##### Dataset extract #####

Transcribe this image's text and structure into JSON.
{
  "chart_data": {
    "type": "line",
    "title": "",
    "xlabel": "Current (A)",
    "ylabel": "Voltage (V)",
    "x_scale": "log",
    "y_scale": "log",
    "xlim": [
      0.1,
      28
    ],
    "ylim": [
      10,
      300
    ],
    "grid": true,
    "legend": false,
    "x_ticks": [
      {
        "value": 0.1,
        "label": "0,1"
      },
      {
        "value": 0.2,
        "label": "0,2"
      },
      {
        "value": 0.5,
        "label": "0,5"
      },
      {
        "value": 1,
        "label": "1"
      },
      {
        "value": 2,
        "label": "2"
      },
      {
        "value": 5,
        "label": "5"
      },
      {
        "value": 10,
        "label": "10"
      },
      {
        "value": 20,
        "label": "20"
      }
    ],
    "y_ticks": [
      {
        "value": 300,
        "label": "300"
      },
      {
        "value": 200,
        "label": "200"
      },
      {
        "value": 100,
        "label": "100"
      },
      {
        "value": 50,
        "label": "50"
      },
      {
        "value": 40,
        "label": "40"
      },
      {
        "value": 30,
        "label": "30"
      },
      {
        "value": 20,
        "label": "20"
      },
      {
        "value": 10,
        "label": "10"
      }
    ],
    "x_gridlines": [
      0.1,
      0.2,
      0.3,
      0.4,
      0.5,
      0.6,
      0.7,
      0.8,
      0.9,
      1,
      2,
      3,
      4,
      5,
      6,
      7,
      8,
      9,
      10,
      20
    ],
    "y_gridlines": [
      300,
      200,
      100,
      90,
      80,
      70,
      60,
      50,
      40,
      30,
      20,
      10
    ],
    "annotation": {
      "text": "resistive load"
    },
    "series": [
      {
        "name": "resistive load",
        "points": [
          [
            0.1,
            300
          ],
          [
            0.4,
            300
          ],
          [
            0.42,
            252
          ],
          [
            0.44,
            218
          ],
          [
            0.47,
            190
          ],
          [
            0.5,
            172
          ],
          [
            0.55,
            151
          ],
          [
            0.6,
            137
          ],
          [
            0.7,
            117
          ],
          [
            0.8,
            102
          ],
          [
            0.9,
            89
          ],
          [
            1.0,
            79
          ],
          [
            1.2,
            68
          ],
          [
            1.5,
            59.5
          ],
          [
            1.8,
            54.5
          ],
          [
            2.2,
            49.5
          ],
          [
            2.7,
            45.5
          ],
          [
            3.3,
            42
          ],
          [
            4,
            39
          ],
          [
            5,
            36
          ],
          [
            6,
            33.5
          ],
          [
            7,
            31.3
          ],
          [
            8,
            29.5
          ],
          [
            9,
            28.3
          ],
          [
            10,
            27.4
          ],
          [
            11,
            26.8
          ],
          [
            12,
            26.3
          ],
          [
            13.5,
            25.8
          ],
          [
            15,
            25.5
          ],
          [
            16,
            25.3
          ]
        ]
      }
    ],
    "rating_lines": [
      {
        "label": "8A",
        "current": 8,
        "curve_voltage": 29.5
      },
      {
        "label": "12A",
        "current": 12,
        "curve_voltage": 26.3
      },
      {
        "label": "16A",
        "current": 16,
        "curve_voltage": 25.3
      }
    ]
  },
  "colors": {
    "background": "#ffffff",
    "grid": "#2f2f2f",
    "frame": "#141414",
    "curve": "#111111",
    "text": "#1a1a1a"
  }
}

#####

Please restate the data word for word, every record included.

Transcribe this image's text and structure into JSON.
{
  "chart_data": {
    "type": "line",
    "title": "",
    "xlabel": "Current (A)",
    "ylabel": "Voltage (V)",
    "x_scale": "log",
    "y_scale": "log",
    "xlim": [
      0.1,
      28
    ],
    "ylim": [
      10,
      300
    ],
    "grid": true,
    "legend": false,
    "x_ticks": [
      {
        "value": 0.1,
        "label": "0,1"
      },
      {
        "value": 0.2,
        "label": "0,2"
      },
      {
        "value": 0.5,
        "label": "0,5"
      },
      {
        "value": 1,
        "label": "1"
      },
      {
        "value": 2,
        "label": "2"
      },
      {
        "value": 5,
        "label": "5"
      },
      {
        "value": 10,
        "label": "10"
      },
      {
        "value": 20,
        "label": "20"
      }
    ],
    "y_ticks": [
      {
        "value": 300,
        "label": "300"
      },
      {
        "value": 200,
        "label": "200"
      },
      {
        "value": 100,
        "label": "100"
      },
      {
        "value": 50,
        "label": "50"
      },
      {
        "value": 40,
        "label": "40"
      },
      {
        "value": 30,
        "label": "30"
      },
      {
        "value": 20,
        "label": "20"
      },
      {
        "value": 10,
        "label": "10"
      }
    ],
    "x_gridlines": [
      0.1,
      0.2,
      0.3,
      0.4,
      0.5,
      0.6,
      0.7,
      0.8,
      0.9,
      1,
      2,
      3,
      4,
      5,
      6,
      7,
      8,
      9,
      10,
      20
    ],
    "y_gridlines": [
      300,
      200,
      100,
      90,
      80,
      70,
      60,
      50,
      40,
      30,
      20,
      10
    ],
    "annotation": {
      "text": "resistive load"
    },
    "series": [
      {
        "name": "resistive load",
        "points": [
          [
            0.1,
            300
          ],
          [
            0.4,
            300
          ],
          [
            0.42,
            252
          ],
          [
            0.44,
            218
          ],
          [
            0.47,
            190
          ],
          [
            0.5,
            172
          ],
          [
            0.55,
            151
          ],
          [
            0.6,
            137
          ],
          [
            0.7,
            117
          ],
          [
            0.8,
            102
          ],
          [
            0.9,
            89
          ],
          [
            1.0,
            79
          ],
          [
            1.2,
            68
          ],
          [
            1.5,
            59.5
          ],
          [
            1.8,
            54.5
          ],
          [
            2.2,
            49.5
          ],
          [
            2.7,
            45.5
          ],
          [
            3.3,
            42
          ],
          [
            4,
            39
          ],
          [
            5,
            36
          ],
          [
            6,
            33.5
          ],
          [
            7,
            31.3
          ],
          [
            8,
            29.5
          ],
          [
            9,
            28.3
          ],
          [
            10,
            27.4
          ],
          [
            11,
            26.8
          ],
          [
            12,
            26.3
          ],
          [
            13.5,
            25.8
          ],
          [
            15,
            25.5
          ],
          [
            16,
            25.3
          ]
        ]
      }
    ],
    "rating_lines": [
      {
        "label": "8A",
        "current": 8,
        "curve_voltage": 29.5
      },
      {
        "label": "12A",
        "current": 12,
        "curve_voltage": 26.3
      },
      {
        "label": "16A",
        "current": 16,
        "curve_voltage": 25.3
      }
    ]
  },
  "colors": {
    "background": "#ffffff",
    "grid": "#2f2f2f",
    "frame": "#141414",
    "curve": "#111111",
    "text": "#1a1a1a"
  }
}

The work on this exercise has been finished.